A block of data:

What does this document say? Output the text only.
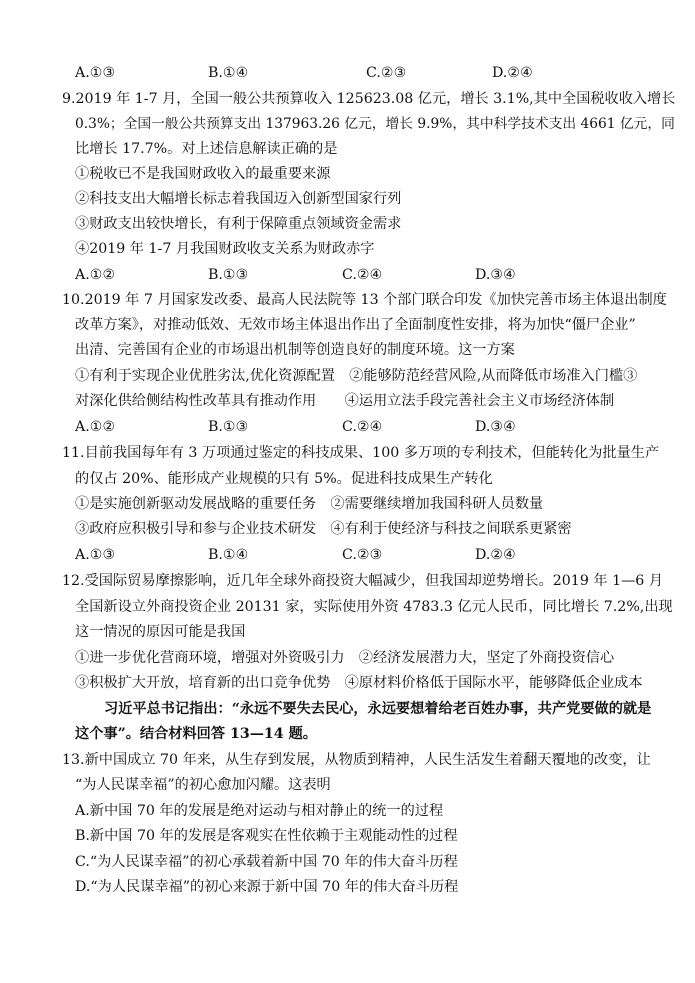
A.①③	B.①④	C.②③	D.②④
9.2019 年 1-7 月，全国一般公共预算收入 125623.08 亿元，增长 3.1%,其中全国税收收入增长
0.3%；全国一般公共预算支出 137963.26 亿元，增长 9.9%，其中科学技术支出 4661 亿元，同
比增长 17.7%。对上述信息解读正确的是
①税收已不是我国财政收入的最重要来源
②科技支出大幅增长标志着我国迈入创新型国家行列
③财政支出较快增长，有利于保障重点领域资金需求
④2019 年 1-7 月我国财政收支关系为财政赤字
A.①②	B.①③	C.②④	D.③④
10.2019 年 7 月国家发改委、最高人民法院等 13 个部门联合印发《加快完善市场主体退出制度
改革方案》，对推动低效、无效市场主体退出作出了全面制度性安排，将为加快“僵尸企业”
出清、完善国有企业的市场退出机制等创造良好的制度环境。这一方案
①有利于实现企业优胜劣汰,优化资源配置　②能够防范经营风险,从而降低市场准入门槛③
对深化供给侧结构性改革具有推动作用　　④运用立法手段完善社会主义市场经济体制
A.①②	B.①③	C.②④	D.③④
11.目前我国每年有 3 万项通过鉴定的科技成果、100 多万项的专利技术，但能转化为批量生产
的仅占 20%、能形成产业规模的只有 5%。促进科技成果生产转化
①是实施创新驱动发展战略的重要任务　②需要继续增加我国科研人员数量
③政府应积极引导和参与企业技术研发　④有利于使经济与科技之间联系更紧密
A.①③	B.①④	C.②③	D.②④
12.受国际贸易摩擦影响，近几年全球外商投资大幅减少，但我国却逆势增长。2019 年 1—6 月
全国新设立外商投资企业 20131 家，实际使用外资 4783.3 亿元人民币，同比增长 7.2%,出现
这一情况的原因可能是我国
①进一步优化营商环境，增强对外资吸引力　②经济发展潜力大，坚定了外商投资信心
③积极扩大开放，培育新的出口竞争优势　④原材料价格低于国际水平，能够降低企业成本
习近平总书记指出：“永远不要失去民心，永远要想着给老百姓办事，共产党要做的就是
这个事”。结合材料回答 13—14 题。
13.新中国成立 70 年来，从生存到发展，从物质到精神，人民生活发生着翻天覆地的改变，让
“为人民谋幸福”的初心愈加闪耀。这表明
A.新中国 70 年的发展是绝对运动与相对静止的统一的过程
B.新中国 70 年的发展是客观实在性依赖于主观能动性的过程
C.“为人民谋幸福”的初心承载着新中国 70 年的伟大奋斗历程
D.“为人民谋幸福”的初心来源于新中国 70 年的伟大奋斗历程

## EXERCISE DETAILS
Using the records above, gather all lines where the string "为人民谋幸福" is present.

## WRITTEN ANSWER
“为人民谋幸福”的初心愈加闪耀。这表明
C.“为人民谋幸福”的初心承载着新中国 70 年的伟大奋斗历程
D.“为人民谋幸福”的初心来源于新中国 70 年的伟大奋斗历程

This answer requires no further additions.